■ ROWS
===============

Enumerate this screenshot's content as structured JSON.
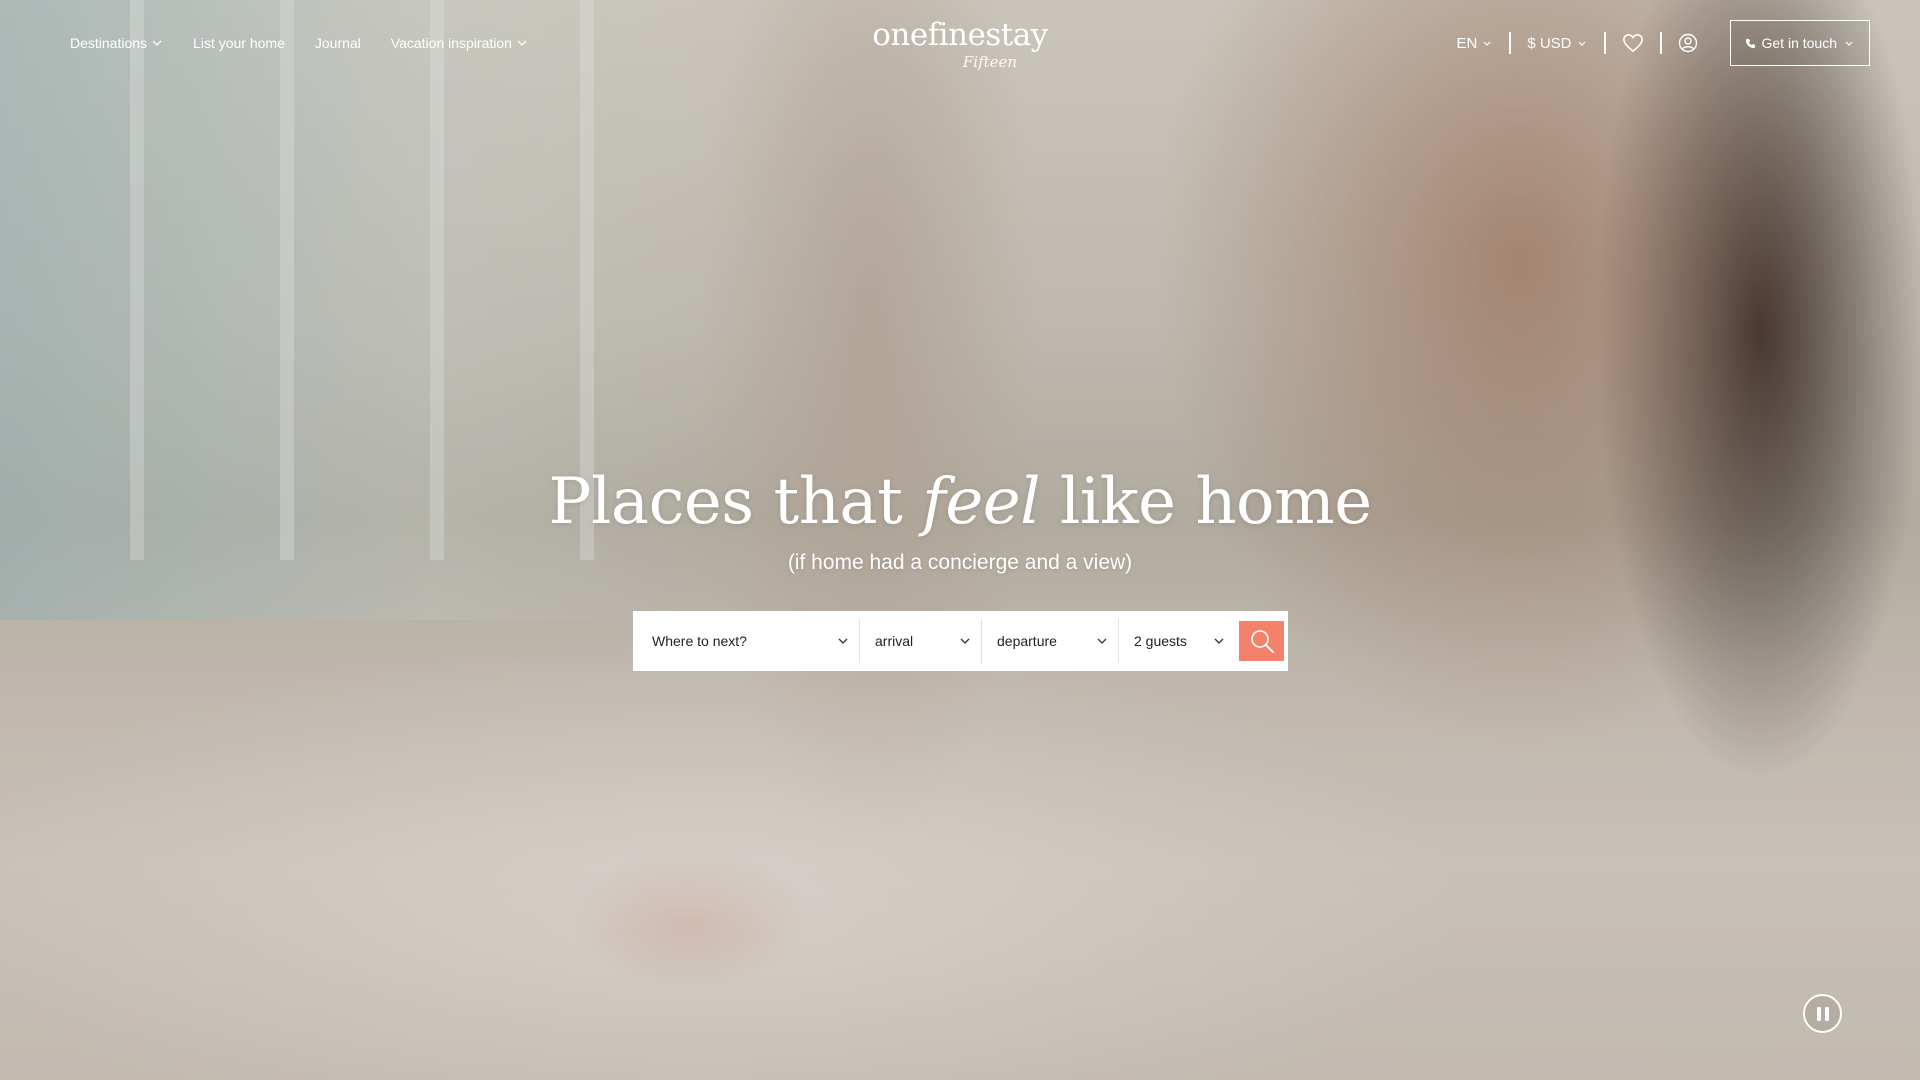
{
  "header": {
    "nav_left": [
      {
        "label": "Destinations",
        "has_dropdown": true
      },
      {
        "label": "List your home",
        "has_dropdown": false
      },
      {
        "label": "Journal",
        "has_dropdown": false
      },
      {
        "label": "Vacation inspiration",
        "has_dropdown": true
      }
    ],
    "logo": {
      "main": "onefinestay",
      "sub": "Fifteen"
    },
    "language": "EN",
    "currency": "$ USD",
    "wishlist_icon": "heart-icon",
    "account_icon": "user-icon",
    "contact_label": "Get in touch",
    "contact_icon": "phone-icon"
  },
  "hero": {
    "headline_before": "Places that ",
    "headline_emphasis": "feel",
    "headline_after": " like home",
    "subline": "(if home had a concierge and a view)"
  },
  "search": {
    "destination": "Where to next?",
    "arrival": "arrival",
    "departure": "departure",
    "guests": "2 guests",
    "search_icon": "search-icon",
    "button_color": "#f4826a"
  },
  "video": {
    "pause_icon": "pause-icon"
  }
}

===============

■ STATED PROBLEM
Using the material above, set down every line exactly, but skip the pictures.

■ OUTPUT OF THE TASK
Enumerate this screenshot's content as structured JSON.
{
  "header": {
    "nav_left": [
      {
        "label": "Destinations",
        "has_dropdown": true
      },
      {
        "label": "List your home",
        "has_dropdown": false
      },
      {
        "label": "Journal",
        "has_dropdown": false
      },
      {
        "label": "Vacation inspiration",
        "has_dropdown": true
      }
    ],
    "logo": {
      "main": "onefinestay",
      "sub": "Fifteen"
    },
    "language": "EN",
    "currency": "$ USD",
    "wishlist_icon": "heart-icon",
    "account_icon": "user-icon",
    "contact_label": "Get in touch",
    "contact_icon": "phone-icon"
  },
  "hero": {
    "headline_before": "Places that ",
    "headline_emphasis": "feel",
    "headline_after": " like home",
    "subline": "(if home had a concierge and a view)"
  },
  "search": {
    "destination": "Where to next?",
    "arrival": "arrival",
    "departure": "departure",
    "guests": "2 guests",
    "search_icon": "search-icon",
    "button_color": "#f4826a"
  },
  "video": {
    "pause_icon": "pause-icon"
  }
}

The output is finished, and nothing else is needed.